**Your task:** Gather up all lines that carry the word "ylabel".

**Supplied material:**
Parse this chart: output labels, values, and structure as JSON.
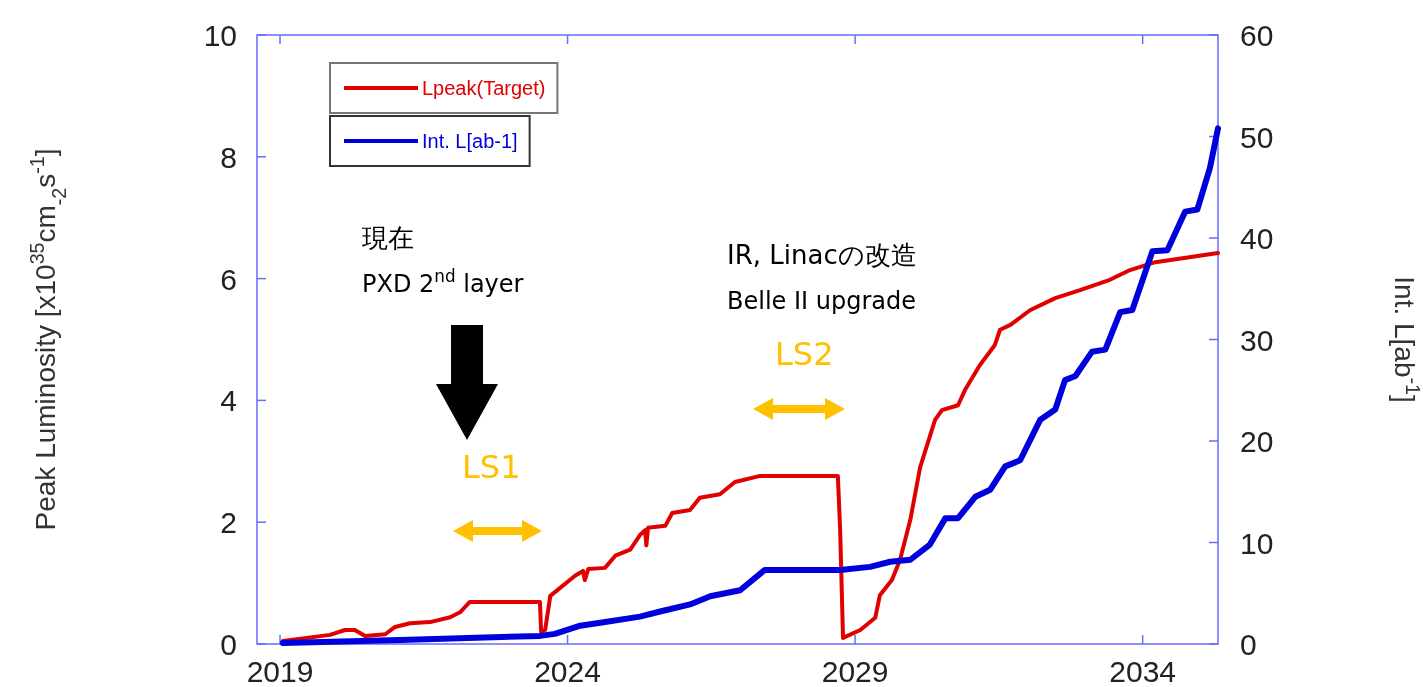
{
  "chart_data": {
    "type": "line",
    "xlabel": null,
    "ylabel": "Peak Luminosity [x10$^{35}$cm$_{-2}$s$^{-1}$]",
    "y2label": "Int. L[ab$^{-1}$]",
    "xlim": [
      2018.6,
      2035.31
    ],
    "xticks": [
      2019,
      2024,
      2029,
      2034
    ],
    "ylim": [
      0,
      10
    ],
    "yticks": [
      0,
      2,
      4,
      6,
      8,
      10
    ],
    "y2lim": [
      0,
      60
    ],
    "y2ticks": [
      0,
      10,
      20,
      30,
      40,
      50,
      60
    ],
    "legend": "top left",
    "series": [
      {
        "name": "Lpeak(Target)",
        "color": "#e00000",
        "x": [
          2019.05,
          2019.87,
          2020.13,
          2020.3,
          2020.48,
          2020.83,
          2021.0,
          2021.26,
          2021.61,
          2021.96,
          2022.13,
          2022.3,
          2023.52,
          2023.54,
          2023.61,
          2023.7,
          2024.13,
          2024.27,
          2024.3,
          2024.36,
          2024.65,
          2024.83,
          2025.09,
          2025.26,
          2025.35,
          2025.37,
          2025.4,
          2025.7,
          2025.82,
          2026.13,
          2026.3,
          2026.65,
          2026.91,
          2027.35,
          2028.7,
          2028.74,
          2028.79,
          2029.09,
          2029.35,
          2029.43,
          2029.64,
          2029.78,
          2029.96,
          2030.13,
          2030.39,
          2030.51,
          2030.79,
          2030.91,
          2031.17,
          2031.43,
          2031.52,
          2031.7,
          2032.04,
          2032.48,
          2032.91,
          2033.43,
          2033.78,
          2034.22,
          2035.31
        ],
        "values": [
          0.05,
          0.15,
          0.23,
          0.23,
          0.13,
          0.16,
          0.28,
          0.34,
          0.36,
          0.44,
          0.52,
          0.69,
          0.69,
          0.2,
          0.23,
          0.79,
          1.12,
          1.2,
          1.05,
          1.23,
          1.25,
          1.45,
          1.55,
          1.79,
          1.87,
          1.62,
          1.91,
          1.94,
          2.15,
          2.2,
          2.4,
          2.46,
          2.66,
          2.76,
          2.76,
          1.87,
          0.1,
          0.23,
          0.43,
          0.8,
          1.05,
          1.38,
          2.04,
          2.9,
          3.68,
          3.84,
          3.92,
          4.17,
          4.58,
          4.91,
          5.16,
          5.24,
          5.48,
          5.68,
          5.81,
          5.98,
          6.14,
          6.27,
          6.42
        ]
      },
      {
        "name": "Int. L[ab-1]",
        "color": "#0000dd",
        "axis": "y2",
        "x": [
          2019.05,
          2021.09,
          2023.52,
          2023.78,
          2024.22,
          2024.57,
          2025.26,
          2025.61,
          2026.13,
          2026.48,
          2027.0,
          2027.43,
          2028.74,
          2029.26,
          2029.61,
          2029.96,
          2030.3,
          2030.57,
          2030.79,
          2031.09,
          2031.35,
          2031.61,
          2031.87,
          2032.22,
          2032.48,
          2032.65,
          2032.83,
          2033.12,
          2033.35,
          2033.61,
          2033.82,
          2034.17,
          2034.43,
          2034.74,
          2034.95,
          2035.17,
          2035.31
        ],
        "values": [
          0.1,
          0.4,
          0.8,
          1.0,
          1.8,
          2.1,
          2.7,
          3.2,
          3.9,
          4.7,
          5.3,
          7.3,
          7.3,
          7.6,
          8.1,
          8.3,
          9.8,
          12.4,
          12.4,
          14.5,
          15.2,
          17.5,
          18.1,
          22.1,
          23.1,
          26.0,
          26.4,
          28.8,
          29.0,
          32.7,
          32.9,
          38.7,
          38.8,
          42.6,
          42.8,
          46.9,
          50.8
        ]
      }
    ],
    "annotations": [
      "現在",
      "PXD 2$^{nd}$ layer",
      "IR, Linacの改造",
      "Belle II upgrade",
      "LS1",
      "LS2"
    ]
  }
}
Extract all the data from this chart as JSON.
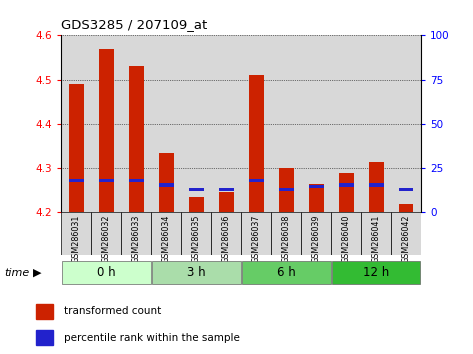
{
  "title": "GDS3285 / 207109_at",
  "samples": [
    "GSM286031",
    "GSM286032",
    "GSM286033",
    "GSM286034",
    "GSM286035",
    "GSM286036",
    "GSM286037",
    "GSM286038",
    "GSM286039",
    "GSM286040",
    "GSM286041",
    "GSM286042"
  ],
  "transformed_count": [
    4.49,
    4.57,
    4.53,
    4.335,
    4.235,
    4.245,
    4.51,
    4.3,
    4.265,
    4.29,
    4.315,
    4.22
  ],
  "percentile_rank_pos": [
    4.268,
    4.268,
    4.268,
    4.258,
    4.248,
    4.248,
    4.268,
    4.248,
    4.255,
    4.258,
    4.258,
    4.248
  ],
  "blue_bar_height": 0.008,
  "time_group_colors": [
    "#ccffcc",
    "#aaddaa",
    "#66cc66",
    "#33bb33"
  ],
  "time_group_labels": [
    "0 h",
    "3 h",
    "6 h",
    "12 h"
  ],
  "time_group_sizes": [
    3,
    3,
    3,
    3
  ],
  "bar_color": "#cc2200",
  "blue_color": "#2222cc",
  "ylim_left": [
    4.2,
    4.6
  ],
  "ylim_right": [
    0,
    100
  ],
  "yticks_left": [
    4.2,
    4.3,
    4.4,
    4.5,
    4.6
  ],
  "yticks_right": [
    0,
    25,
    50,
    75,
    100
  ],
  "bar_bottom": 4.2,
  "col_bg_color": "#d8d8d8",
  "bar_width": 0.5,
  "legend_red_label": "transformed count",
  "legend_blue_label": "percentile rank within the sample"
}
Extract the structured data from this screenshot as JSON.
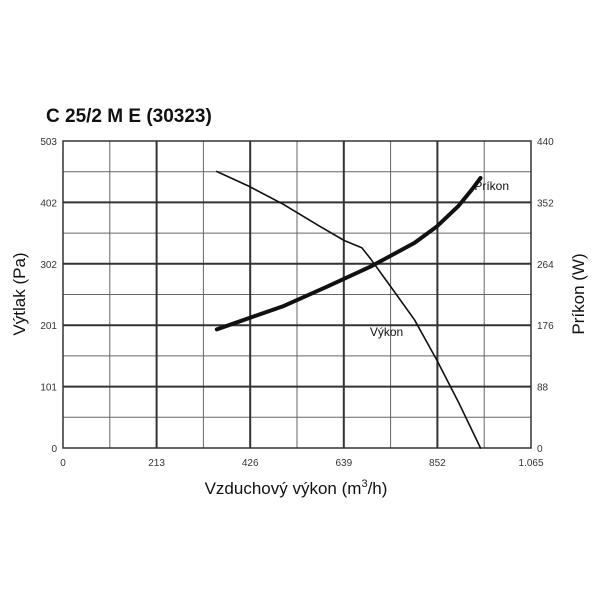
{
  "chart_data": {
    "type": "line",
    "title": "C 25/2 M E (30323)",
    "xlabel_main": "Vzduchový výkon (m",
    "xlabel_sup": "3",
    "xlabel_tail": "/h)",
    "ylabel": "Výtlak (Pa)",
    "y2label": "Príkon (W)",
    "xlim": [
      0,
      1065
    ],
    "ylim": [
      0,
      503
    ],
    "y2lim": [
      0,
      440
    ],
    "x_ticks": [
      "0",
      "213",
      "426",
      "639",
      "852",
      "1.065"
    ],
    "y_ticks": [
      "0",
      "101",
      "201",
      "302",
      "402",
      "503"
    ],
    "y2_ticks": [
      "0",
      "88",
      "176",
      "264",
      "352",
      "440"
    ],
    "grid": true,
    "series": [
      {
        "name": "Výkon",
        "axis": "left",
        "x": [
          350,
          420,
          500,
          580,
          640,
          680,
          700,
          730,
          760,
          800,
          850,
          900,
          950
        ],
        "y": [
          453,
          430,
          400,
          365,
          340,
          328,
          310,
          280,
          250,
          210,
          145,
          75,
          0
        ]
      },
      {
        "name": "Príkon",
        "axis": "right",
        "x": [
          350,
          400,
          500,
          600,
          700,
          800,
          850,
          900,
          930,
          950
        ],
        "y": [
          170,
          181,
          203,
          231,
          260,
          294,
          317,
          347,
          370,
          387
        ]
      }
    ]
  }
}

**Solution to this problem:**
    "ylabel": "Peak Luminosity [x10$^{35}$cm$_{-2}$s$^{-1}$]",
    "ylabel": "Výtlak (Pa)",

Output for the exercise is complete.